* _AIM OF THE EXERCISE_
Each line that holds the word "JSON" is to be identified and copied.
──────── MATERIALS PROVIDED
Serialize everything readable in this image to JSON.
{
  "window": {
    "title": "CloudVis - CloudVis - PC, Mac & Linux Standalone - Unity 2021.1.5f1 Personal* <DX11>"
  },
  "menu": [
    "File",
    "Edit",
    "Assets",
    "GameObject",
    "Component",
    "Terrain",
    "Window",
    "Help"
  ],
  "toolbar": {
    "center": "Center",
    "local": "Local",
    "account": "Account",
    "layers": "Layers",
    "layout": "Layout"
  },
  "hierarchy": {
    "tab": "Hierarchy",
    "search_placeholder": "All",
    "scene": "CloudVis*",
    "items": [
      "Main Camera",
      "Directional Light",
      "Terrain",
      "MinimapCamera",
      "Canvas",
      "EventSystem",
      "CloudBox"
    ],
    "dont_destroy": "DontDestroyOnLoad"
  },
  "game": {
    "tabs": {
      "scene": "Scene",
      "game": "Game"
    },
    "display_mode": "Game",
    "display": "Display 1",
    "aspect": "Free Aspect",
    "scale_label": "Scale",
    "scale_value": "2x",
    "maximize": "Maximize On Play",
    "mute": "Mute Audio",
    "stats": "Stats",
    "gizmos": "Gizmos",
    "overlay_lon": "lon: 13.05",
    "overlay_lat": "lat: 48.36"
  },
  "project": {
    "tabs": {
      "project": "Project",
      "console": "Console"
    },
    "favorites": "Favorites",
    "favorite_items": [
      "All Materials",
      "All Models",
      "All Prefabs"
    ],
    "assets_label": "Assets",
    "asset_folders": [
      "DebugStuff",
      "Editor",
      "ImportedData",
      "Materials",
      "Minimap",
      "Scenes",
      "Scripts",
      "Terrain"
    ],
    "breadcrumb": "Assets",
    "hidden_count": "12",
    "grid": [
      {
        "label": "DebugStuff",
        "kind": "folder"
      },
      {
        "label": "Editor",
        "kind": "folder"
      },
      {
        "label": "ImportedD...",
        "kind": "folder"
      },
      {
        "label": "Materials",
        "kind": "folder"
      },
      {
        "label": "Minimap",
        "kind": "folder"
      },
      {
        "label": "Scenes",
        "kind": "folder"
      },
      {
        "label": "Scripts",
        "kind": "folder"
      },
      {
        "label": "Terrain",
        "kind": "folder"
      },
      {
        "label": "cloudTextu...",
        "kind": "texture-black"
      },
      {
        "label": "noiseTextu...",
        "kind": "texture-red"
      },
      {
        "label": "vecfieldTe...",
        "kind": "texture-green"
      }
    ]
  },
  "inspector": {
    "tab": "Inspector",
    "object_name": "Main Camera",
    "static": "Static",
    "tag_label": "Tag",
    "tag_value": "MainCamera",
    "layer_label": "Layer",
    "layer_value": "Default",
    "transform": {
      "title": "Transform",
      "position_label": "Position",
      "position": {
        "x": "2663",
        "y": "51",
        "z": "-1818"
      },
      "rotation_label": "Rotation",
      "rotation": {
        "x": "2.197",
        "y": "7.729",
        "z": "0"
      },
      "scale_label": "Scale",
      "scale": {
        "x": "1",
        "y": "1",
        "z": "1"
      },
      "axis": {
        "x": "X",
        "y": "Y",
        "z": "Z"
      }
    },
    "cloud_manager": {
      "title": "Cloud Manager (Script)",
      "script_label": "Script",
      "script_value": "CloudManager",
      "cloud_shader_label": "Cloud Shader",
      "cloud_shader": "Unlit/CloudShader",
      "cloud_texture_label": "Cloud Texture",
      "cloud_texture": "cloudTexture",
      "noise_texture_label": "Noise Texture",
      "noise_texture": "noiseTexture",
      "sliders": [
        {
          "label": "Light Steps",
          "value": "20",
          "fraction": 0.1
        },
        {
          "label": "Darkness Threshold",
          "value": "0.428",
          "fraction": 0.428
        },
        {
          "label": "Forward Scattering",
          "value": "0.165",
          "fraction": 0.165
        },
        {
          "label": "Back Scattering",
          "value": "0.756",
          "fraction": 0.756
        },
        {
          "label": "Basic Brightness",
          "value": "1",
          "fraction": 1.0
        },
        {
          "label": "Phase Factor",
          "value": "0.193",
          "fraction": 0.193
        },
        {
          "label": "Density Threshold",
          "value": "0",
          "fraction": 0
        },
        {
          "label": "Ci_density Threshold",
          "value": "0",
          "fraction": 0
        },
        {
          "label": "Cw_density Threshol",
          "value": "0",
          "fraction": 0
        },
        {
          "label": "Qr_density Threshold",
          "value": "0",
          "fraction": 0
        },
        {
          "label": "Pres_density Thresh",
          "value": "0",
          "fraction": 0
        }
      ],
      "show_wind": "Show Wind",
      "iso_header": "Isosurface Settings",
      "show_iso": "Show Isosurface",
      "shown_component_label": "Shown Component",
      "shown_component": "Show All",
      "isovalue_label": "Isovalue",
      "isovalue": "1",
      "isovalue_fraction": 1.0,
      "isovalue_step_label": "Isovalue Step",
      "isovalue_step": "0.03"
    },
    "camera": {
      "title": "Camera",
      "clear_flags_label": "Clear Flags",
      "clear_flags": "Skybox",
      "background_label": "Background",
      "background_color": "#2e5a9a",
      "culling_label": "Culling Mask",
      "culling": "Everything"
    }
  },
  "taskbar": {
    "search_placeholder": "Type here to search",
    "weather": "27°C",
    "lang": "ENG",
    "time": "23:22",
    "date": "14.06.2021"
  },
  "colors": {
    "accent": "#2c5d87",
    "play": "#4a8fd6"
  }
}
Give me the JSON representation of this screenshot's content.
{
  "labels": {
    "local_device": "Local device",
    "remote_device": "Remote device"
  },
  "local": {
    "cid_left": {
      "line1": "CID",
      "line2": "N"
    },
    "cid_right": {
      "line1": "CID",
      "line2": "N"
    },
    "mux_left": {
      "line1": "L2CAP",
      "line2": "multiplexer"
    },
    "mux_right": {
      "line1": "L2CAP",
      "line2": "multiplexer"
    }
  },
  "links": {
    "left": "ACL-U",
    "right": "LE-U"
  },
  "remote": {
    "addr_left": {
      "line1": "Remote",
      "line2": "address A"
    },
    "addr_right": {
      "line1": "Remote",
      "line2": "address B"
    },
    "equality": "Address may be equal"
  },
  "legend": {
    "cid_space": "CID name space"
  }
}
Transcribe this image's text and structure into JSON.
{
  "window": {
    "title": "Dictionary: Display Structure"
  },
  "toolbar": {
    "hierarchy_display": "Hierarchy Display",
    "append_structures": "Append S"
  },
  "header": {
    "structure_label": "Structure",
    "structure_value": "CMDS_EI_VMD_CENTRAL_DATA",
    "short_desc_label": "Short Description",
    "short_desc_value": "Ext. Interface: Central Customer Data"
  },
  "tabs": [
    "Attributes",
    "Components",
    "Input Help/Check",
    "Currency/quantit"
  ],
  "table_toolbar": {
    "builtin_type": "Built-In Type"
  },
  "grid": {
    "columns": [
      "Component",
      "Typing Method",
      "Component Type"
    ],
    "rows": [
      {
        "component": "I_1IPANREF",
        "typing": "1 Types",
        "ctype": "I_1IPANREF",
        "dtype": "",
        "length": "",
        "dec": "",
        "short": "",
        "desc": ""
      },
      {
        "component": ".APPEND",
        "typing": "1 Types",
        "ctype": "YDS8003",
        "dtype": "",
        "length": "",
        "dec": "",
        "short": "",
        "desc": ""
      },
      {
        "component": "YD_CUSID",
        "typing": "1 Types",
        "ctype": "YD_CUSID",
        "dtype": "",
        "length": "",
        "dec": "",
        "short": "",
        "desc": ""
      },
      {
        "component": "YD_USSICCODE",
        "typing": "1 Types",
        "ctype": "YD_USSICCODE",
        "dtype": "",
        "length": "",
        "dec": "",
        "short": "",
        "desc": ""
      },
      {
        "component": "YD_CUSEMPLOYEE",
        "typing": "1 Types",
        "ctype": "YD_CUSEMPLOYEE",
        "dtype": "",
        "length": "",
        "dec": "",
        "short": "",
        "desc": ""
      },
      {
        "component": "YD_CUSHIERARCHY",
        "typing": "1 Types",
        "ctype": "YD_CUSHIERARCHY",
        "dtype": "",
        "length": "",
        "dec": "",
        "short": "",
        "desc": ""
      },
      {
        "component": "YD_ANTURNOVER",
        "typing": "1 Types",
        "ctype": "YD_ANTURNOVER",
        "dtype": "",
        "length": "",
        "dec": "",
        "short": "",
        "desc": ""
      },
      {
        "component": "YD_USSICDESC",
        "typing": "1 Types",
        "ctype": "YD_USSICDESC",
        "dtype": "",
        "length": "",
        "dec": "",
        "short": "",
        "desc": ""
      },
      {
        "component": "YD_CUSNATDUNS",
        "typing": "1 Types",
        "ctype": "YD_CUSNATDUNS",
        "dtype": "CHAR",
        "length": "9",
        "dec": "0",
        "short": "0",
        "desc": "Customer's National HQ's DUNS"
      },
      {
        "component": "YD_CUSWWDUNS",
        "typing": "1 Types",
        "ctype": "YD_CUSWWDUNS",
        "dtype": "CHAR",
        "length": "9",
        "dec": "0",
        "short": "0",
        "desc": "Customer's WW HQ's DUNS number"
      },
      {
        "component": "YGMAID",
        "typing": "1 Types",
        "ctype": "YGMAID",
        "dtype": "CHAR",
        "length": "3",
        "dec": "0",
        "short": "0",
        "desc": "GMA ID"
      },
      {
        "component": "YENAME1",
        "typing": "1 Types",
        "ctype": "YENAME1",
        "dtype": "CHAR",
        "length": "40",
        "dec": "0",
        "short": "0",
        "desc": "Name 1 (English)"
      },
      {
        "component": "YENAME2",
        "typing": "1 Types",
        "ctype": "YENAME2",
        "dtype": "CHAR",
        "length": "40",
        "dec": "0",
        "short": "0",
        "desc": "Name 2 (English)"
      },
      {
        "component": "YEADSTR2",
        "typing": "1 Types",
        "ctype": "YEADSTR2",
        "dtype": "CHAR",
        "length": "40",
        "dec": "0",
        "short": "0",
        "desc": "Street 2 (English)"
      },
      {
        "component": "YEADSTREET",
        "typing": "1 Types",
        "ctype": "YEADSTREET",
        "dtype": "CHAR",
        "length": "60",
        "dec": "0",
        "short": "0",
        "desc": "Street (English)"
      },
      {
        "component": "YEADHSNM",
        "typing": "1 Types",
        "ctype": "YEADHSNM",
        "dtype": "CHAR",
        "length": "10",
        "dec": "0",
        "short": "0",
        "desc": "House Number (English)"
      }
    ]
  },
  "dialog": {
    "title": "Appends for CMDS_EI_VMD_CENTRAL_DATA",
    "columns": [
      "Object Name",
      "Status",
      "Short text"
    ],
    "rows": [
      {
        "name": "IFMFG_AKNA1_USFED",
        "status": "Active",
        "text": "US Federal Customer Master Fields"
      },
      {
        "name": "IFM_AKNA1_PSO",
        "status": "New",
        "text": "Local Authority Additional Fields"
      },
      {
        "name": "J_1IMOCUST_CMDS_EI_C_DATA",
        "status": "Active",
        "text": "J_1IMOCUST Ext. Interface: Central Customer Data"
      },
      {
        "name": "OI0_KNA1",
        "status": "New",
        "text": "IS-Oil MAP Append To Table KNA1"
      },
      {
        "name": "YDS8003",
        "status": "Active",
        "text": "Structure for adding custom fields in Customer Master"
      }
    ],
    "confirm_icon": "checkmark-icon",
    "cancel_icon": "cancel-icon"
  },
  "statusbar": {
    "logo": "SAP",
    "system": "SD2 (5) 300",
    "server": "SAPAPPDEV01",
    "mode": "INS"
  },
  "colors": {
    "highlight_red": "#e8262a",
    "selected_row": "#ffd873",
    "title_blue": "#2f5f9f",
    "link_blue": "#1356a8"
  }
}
────────────────
* _TASK RESULT_
Serialize everything readable in this image to JSON.
Give me the JSON representation of this screenshot's content.
Transcribe this image's text and structure into JSON.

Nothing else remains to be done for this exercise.